Output the passage below on converting UTF-8 to UCS-2, word for word and in full.

== Text passage ==

Once you figure out how many bytes are in the character, it's just a matter if bit twiddling. Also note that UCS-2 cannot represent characters above U+FFFF.
Since you didn't specify a language, here's some sample C code (error checking omitted):
wchar_t utf8_char_to_ucs2(const unsigned char *utf8)

===
== Listed records ==

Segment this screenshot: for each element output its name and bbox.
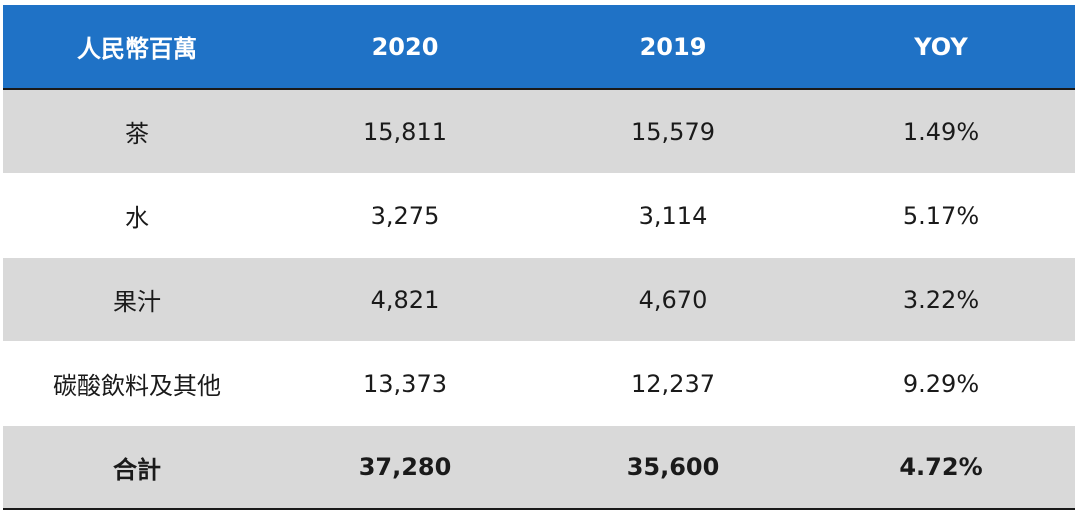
total-label: 合計 — [113, 455, 161, 484]
row-value-2020: 3,275 — [370, 201, 440, 230]
row-value-2019: 15,579 — [631, 117, 715, 146]
row-label: 茶 — [125, 120, 149, 148]
total-value-yoy: 4.72% — [899, 453, 983, 481]
table-row: 茶 15,811 15,579 1.49% — [3, 90, 1075, 174]
row-value-yoy: 3.22% — [902, 285, 980, 314]
row-label: 碳酸飲料及其他 — [53, 372, 221, 400]
row-value-2019: 4,670 — [638, 285, 708, 314]
total-value-2020: 37,280 — [358, 453, 452, 481]
header-cell-unit: 人民幣百萬 — [77, 35, 197, 63]
row-value-yoy: 1.49% — [902, 117, 980, 146]
table-header-row: 人民幣百萬 2020 2019 YOY — [3, 5, 1075, 90]
total-value-2019: 35,600 — [626, 453, 720, 481]
row-value-2019: 3,114 — [638, 201, 708, 230]
row-label: 果汁 — [113, 288, 161, 316]
row-value-2020: 13,373 — [363, 369, 447, 398]
table-row: 水 3,275 3,114 5.17% — [3, 174, 1075, 258]
table-row: 果汁 4,821 4,670 3.22% — [3, 258, 1075, 342]
row-value-2020: 15,811 — [363, 117, 447, 146]
row-value-2019: 12,237 — [631, 369, 715, 398]
row-value-2020: 4,821 — [370, 285, 440, 314]
revenue-table: 人民幣百萬 2020 2019 YOY 茶 15,811 15,579 1.49… — [3, 5, 1075, 510]
table-row: 碳酸飲料及其他 13,373 12,237 9.29% — [3, 342, 1075, 426]
header-cell-2020: 2020 — [371, 32, 439, 61]
header-cell-yoy: YOY — [914, 32, 968, 61]
header-cell-2019: 2019 — [639, 32, 707, 61]
row-value-yoy: 9.29% — [902, 369, 980, 398]
table-total-row: 合計 37,280 35,600 4.72% — [3, 426, 1075, 508]
row-value-yoy: 5.17% — [902, 201, 980, 230]
row-label: 水 — [125, 204, 149, 232]
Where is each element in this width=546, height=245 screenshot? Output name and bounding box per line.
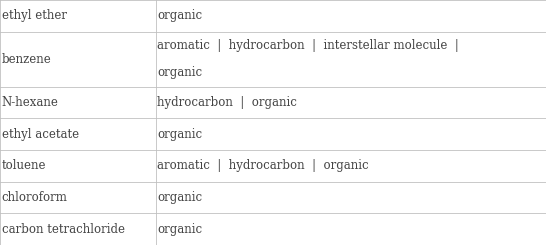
Text: organic: organic	[157, 223, 203, 236]
Text: aromatic  |  hydrocarbon  |  organic: aromatic | hydrocarbon | organic	[157, 159, 369, 172]
Text: toluene: toluene	[2, 159, 46, 172]
Text: ethyl ether: ethyl ether	[2, 9, 67, 22]
Text: aromatic  |  hydrocarbon  |  interstellar molecule  |: aromatic | hydrocarbon | interstellar mo…	[157, 39, 459, 52]
Text: organic: organic	[157, 9, 203, 22]
Text: organic: organic	[157, 191, 203, 204]
Text: ethyl acetate: ethyl acetate	[2, 128, 79, 141]
Text: organic: organic	[157, 128, 203, 141]
Text: benzene: benzene	[2, 53, 51, 66]
Text: carbon tetrachloride: carbon tetrachloride	[2, 223, 125, 236]
Text: N-hexane: N-hexane	[2, 96, 58, 109]
Text: chloroform: chloroform	[2, 191, 68, 204]
Text: organic: organic	[157, 66, 203, 79]
Text: hydrocarbon  |  organic: hydrocarbon | organic	[157, 96, 297, 109]
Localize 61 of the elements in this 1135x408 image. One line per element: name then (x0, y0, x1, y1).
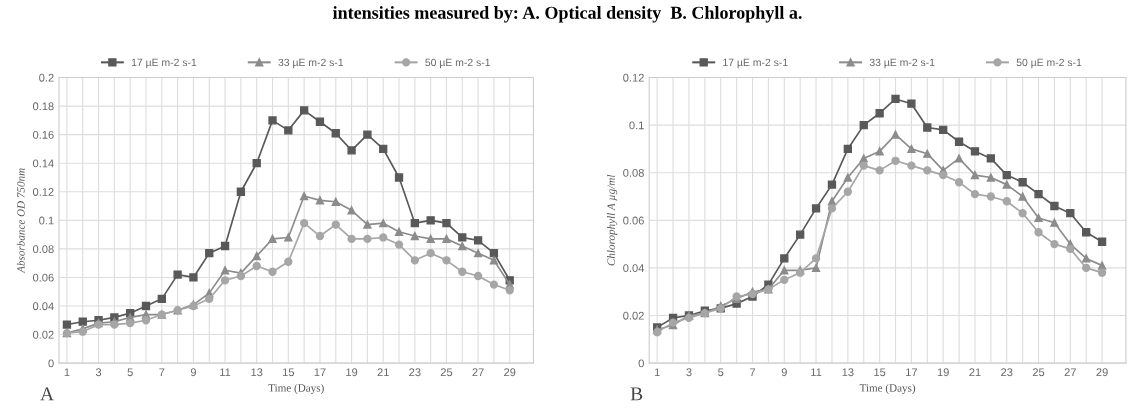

===

● **Solution to this problem**
Once you figure out how many bytes are in the character, it's just a matter if bit twiddling. Also note that UCS-2 cannot represent characters above U+FFFF.
Since you didn't specify a language, here's some sample C code (error checking omitted):
wchar_t utf8_char_to_ucs2(const unsigned char *utf8)